Short task –
Answer with one number: how many lines hold "Disabilities".

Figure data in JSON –
- - -

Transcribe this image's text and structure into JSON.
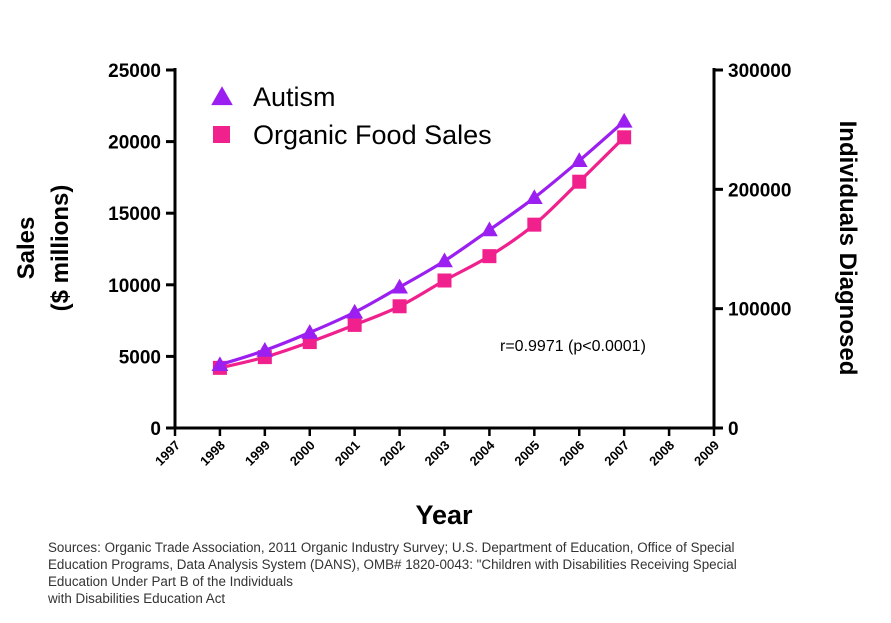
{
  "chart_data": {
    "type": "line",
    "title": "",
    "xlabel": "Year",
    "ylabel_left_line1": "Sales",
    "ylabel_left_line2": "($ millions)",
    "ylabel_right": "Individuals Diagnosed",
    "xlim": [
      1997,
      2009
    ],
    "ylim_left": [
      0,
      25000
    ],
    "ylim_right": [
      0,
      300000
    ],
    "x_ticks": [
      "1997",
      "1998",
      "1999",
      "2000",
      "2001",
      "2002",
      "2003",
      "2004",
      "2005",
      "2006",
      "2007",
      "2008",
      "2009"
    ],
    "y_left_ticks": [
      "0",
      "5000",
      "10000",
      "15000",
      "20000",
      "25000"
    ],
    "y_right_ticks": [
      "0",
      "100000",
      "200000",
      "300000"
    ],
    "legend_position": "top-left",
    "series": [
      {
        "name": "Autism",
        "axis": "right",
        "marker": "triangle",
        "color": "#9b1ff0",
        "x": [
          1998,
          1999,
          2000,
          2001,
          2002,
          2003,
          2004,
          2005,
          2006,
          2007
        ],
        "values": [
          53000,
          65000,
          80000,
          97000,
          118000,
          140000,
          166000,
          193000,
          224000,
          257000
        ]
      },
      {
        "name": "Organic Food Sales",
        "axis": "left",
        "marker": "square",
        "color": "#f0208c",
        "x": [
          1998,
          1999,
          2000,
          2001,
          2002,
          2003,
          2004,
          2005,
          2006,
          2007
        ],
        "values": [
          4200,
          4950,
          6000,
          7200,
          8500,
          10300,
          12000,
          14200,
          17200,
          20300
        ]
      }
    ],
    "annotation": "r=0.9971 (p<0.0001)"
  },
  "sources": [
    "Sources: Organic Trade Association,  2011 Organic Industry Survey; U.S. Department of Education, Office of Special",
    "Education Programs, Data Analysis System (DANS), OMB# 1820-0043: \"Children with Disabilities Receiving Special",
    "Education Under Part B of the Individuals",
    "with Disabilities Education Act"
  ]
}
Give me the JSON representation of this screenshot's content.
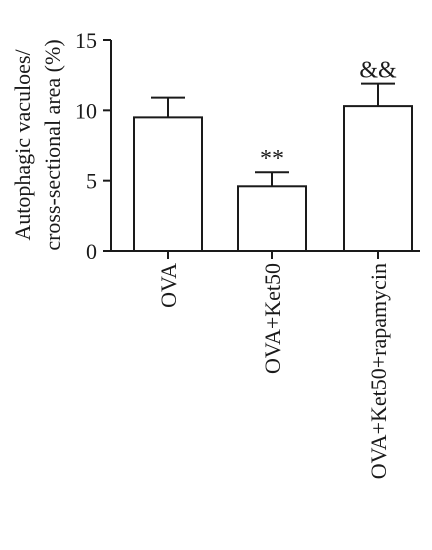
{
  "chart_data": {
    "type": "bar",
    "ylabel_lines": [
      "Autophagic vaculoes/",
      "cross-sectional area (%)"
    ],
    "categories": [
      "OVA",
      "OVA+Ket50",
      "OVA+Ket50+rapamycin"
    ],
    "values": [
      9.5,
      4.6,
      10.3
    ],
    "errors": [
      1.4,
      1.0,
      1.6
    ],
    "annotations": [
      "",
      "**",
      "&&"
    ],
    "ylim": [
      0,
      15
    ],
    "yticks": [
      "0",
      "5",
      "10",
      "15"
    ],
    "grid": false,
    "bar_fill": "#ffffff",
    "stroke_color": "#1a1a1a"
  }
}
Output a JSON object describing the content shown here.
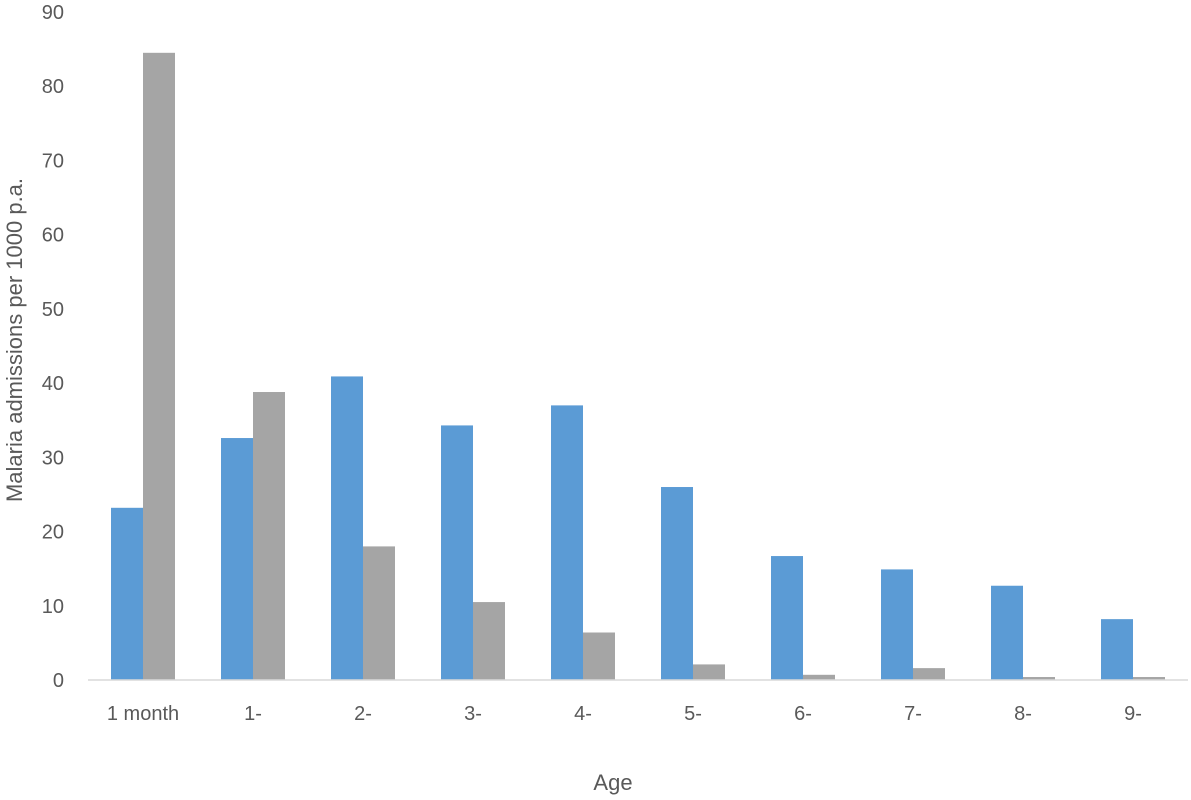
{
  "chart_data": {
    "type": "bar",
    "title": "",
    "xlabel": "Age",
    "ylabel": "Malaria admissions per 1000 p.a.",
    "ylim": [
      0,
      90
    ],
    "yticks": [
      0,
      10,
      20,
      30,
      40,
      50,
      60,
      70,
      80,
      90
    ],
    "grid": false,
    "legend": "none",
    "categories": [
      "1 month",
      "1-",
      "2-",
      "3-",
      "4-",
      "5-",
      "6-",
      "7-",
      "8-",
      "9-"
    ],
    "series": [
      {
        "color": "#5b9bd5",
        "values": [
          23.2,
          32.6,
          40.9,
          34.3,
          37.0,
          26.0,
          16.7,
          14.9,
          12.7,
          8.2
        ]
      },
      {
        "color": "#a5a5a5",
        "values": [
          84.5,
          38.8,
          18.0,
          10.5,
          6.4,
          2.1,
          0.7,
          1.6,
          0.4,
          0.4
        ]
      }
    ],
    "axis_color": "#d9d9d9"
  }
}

- - -

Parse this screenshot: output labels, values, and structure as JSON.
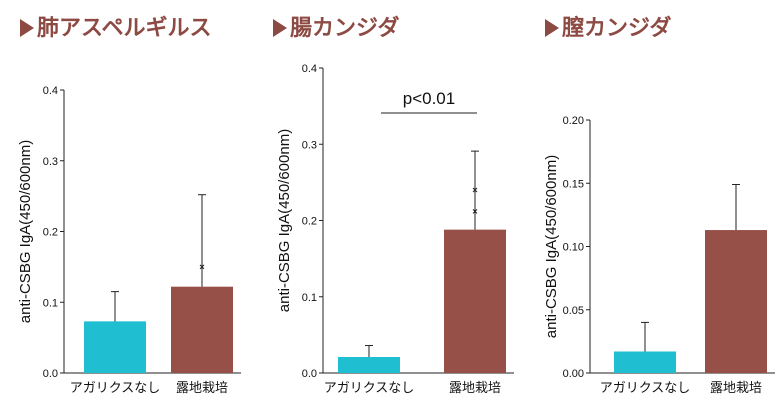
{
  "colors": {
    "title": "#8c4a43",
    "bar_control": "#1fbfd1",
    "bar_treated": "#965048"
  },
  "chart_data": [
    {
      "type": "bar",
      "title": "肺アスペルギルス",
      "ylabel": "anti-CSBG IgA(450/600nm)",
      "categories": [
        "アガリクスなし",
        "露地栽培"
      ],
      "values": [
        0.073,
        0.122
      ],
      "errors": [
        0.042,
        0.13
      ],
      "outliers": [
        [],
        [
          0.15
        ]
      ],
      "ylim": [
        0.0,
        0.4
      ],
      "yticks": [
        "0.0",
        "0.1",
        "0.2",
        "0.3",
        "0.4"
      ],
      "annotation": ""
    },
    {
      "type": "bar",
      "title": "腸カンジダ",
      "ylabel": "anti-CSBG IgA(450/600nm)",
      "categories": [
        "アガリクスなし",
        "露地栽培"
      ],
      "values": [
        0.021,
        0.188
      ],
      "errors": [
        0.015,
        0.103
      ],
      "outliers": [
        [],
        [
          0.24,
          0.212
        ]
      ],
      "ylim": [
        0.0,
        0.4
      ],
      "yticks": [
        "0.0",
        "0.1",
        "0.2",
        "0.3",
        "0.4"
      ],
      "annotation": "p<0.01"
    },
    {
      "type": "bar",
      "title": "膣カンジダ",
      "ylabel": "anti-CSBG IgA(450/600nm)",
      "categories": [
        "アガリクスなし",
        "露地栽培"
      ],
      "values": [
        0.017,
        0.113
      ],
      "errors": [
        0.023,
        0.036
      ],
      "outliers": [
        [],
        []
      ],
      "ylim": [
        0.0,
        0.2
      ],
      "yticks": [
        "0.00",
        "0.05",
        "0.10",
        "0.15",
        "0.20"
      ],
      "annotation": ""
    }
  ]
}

- - -

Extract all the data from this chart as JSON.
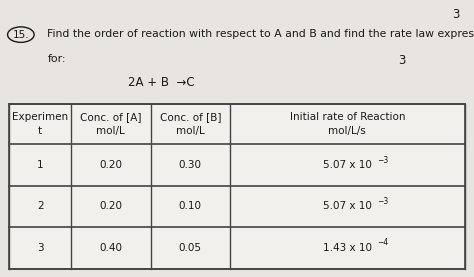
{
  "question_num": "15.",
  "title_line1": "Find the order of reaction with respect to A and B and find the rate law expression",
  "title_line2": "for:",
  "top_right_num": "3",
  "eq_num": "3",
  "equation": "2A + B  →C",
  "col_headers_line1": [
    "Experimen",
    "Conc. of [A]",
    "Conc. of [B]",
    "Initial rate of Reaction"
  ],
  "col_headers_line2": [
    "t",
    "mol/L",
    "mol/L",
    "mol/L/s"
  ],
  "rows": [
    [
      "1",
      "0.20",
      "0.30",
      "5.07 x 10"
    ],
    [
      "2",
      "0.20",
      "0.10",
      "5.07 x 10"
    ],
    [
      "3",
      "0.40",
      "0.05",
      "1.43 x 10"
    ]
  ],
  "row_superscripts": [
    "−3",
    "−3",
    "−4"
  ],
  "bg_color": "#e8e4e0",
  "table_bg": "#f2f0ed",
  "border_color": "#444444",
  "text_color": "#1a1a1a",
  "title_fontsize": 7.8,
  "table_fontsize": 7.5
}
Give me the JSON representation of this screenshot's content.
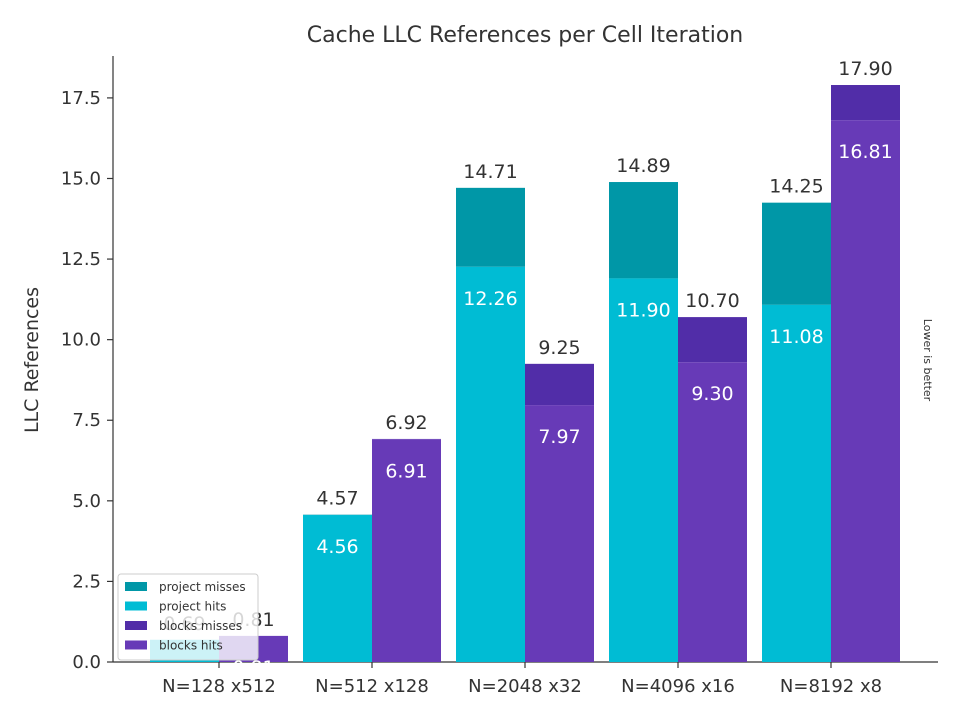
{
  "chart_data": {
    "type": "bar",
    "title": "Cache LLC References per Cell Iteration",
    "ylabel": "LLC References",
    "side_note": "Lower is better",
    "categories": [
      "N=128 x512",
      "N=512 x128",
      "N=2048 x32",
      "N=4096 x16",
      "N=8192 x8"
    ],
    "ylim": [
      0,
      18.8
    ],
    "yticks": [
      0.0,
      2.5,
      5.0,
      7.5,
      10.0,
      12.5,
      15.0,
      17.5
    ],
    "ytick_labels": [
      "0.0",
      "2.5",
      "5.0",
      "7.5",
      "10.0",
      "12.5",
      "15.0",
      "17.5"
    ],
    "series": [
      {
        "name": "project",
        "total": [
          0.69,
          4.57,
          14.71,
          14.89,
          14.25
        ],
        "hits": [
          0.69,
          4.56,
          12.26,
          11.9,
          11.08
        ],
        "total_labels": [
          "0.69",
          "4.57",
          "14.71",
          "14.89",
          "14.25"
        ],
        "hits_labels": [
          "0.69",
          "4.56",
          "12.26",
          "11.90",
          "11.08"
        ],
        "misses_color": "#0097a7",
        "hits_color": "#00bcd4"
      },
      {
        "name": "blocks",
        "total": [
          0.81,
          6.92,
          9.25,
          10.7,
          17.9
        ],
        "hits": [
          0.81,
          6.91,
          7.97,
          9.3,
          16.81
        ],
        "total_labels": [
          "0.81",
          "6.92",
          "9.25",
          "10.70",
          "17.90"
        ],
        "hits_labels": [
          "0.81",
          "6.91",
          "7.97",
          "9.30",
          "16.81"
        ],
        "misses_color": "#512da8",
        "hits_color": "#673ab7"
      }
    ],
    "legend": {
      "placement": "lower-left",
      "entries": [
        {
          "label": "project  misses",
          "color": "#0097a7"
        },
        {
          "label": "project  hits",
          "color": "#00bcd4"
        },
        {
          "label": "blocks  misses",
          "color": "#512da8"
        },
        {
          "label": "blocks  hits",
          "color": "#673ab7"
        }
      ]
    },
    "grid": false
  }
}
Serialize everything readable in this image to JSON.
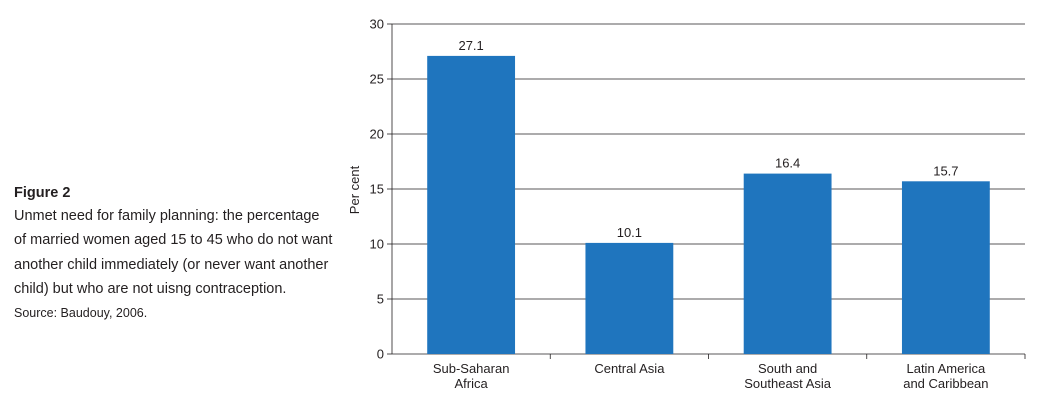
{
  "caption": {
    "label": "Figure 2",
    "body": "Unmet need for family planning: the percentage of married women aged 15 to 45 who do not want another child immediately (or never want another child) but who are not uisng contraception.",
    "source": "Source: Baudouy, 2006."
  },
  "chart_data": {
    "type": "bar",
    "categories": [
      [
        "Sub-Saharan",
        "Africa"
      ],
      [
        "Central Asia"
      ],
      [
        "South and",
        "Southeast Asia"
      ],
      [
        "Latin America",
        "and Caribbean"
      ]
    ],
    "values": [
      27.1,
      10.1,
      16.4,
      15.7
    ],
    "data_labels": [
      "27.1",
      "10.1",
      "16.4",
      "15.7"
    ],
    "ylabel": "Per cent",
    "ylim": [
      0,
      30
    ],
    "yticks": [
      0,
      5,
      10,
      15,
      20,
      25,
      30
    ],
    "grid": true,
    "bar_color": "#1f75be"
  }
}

- - -

Right answer –
2